EXERCISE: How many lines in the records below contain the word "Emergência"? Give only the number.

PROVIDED INFORMATION:
◇ ◇ ◇
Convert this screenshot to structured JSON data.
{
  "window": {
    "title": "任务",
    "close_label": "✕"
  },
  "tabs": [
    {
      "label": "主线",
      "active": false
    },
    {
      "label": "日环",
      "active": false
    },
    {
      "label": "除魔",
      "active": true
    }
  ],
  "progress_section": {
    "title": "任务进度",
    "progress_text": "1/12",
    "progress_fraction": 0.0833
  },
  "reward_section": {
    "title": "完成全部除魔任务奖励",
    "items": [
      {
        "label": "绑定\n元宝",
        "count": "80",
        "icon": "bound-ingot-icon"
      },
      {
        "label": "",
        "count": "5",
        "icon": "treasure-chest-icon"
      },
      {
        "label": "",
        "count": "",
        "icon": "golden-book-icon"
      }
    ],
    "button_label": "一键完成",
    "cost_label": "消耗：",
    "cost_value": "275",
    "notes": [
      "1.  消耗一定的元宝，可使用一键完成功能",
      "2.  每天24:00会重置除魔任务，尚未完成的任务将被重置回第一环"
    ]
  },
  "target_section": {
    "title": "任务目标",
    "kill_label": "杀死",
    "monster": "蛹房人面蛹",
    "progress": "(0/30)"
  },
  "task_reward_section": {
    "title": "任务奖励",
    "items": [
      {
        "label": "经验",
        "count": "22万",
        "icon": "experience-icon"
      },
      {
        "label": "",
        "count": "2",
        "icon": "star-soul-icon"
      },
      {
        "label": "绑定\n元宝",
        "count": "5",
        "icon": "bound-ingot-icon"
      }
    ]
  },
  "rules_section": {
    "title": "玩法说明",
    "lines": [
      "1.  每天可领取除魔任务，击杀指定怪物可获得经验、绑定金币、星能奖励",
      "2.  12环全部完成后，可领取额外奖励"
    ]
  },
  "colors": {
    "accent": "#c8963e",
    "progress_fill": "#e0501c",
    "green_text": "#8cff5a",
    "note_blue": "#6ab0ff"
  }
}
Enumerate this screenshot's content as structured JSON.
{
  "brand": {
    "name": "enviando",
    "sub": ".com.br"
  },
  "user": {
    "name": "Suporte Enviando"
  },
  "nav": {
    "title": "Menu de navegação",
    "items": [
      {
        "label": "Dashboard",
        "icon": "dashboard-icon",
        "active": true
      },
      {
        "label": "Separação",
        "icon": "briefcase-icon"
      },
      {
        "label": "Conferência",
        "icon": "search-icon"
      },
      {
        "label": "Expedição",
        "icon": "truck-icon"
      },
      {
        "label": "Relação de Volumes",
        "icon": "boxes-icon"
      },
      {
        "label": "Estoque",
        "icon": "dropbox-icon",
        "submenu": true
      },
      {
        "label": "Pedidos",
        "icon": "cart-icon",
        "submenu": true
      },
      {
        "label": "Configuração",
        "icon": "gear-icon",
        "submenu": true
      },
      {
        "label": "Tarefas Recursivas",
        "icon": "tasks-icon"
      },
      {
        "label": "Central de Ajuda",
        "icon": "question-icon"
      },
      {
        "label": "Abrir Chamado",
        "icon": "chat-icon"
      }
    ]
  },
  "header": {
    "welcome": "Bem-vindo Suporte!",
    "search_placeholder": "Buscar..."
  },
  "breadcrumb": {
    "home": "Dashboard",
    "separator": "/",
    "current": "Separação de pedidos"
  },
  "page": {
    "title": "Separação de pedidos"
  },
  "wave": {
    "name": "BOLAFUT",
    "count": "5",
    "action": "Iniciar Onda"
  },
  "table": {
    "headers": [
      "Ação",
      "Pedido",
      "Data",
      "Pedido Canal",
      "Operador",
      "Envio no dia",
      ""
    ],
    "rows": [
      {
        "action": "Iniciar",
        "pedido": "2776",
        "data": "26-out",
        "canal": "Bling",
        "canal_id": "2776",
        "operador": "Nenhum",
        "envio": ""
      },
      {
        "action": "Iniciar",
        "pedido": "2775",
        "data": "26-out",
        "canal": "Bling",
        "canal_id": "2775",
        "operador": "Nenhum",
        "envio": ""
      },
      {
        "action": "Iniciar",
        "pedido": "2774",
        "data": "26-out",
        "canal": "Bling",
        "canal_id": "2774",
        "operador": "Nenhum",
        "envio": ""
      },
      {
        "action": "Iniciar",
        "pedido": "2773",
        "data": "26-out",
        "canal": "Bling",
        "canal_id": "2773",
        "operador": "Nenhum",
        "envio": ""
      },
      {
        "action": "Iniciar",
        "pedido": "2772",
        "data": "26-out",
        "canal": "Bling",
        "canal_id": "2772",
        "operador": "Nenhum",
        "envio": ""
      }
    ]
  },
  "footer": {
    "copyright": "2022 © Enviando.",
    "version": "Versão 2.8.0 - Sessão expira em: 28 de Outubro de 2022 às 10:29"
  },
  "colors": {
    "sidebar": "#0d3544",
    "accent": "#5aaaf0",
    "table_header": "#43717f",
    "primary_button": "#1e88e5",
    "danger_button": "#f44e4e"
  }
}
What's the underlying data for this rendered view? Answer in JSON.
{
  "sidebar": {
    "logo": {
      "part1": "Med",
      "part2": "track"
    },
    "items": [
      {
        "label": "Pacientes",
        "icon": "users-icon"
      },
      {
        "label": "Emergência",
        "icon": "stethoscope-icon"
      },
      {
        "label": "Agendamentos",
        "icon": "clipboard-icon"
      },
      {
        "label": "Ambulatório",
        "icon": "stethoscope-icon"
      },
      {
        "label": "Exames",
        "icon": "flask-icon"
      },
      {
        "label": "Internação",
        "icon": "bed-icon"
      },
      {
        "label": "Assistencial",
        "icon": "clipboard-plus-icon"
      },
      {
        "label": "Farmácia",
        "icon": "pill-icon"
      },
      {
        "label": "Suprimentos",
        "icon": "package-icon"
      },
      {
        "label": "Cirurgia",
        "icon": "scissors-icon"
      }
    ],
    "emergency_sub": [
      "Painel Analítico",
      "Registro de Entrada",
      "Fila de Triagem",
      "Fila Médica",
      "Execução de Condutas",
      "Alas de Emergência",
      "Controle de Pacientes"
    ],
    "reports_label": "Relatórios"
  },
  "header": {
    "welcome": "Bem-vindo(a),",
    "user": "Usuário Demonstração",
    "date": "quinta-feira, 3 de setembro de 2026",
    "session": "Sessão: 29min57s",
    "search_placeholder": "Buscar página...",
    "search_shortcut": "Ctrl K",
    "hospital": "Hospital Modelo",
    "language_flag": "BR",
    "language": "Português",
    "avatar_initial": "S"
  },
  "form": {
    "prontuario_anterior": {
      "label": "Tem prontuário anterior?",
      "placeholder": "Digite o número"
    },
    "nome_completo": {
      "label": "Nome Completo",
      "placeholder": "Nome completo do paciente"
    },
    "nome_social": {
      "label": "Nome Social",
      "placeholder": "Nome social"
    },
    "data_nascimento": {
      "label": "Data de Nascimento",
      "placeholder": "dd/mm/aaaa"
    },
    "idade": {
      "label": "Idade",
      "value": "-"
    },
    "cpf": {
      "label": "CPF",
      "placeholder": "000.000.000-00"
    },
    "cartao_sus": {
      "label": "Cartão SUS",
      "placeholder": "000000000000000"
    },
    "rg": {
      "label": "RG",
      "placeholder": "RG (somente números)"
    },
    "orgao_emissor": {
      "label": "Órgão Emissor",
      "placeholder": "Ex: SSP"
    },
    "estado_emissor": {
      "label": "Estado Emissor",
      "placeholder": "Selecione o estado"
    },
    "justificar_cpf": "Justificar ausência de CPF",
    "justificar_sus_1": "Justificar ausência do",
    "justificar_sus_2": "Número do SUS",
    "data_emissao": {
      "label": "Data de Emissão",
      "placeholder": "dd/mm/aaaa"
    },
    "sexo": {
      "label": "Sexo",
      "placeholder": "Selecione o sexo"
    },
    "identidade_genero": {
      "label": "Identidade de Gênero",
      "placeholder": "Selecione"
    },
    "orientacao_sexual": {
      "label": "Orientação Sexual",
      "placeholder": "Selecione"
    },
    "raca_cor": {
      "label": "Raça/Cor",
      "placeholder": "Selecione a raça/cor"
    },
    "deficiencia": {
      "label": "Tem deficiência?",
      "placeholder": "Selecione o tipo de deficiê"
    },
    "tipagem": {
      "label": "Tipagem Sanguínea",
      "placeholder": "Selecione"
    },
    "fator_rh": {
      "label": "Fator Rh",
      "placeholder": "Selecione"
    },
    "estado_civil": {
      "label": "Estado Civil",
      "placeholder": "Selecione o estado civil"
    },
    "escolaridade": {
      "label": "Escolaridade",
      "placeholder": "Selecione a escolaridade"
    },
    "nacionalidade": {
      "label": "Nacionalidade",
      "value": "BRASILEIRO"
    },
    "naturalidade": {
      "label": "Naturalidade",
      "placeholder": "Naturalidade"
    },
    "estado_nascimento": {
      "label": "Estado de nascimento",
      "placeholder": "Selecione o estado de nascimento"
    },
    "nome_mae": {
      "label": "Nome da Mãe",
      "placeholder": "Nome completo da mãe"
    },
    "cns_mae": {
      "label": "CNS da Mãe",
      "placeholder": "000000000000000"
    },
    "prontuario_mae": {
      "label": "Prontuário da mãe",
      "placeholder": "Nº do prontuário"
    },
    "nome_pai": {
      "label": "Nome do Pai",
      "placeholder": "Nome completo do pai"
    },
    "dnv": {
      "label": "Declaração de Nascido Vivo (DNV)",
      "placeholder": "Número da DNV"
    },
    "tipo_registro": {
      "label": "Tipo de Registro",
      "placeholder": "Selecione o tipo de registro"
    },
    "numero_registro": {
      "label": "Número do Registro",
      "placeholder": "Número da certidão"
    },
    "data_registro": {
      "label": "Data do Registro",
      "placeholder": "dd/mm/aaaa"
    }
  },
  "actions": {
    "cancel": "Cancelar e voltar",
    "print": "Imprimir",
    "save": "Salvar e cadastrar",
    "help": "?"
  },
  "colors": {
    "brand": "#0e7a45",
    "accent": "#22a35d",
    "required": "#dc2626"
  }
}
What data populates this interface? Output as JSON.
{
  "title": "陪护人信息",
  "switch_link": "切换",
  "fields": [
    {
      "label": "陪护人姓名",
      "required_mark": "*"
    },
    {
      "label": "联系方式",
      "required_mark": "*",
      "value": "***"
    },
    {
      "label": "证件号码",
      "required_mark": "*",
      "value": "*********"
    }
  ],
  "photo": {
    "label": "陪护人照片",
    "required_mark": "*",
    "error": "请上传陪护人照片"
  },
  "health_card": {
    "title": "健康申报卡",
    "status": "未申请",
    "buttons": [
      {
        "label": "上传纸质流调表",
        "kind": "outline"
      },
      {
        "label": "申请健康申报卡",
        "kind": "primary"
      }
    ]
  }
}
◇ ◇ ◇
THE COMPLETED TASK: 2